== Requirement ==
Please pull out every line that includes the string "NaOH".
* * * *
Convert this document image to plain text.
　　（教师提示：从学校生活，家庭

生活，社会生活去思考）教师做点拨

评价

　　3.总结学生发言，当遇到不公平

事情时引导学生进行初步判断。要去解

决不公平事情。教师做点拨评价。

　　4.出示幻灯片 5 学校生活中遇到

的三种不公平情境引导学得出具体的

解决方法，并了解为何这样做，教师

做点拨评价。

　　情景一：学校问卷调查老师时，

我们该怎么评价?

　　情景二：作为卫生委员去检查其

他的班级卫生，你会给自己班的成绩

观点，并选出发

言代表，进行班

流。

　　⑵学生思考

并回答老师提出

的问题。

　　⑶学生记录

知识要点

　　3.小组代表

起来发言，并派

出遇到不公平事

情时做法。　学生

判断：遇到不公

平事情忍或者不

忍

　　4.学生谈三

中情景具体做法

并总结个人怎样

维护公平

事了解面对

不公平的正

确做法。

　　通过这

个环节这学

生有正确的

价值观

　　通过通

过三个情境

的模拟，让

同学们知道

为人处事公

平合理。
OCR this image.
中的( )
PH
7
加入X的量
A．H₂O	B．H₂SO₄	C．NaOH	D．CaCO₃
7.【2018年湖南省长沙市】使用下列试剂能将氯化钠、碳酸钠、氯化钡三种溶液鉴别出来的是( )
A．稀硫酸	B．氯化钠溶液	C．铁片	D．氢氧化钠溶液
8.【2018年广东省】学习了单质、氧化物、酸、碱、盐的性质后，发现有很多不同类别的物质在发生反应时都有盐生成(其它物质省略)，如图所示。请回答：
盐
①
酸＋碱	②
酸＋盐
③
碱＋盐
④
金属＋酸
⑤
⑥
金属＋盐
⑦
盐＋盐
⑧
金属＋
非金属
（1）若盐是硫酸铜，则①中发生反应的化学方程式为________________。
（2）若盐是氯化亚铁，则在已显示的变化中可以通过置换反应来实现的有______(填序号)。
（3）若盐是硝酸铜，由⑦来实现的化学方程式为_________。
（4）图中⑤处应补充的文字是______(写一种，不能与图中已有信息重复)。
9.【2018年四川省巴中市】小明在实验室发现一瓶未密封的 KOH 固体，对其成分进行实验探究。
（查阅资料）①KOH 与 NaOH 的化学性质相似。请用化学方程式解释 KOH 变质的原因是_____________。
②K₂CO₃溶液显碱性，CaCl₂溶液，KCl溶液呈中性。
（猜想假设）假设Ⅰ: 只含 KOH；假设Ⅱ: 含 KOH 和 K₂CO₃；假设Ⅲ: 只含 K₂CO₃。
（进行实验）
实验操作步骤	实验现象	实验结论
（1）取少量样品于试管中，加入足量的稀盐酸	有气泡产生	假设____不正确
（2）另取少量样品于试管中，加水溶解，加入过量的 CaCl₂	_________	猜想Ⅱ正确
* * * *
== Reply to the task ==
A．H₂O	B．H₂SO₄	C．NaOH	D．CaCO₃
（查阅资料）①KOH 与 NaOH 的化学性质相似。请用化学方程式解释 KOH 变质的原因是_____________。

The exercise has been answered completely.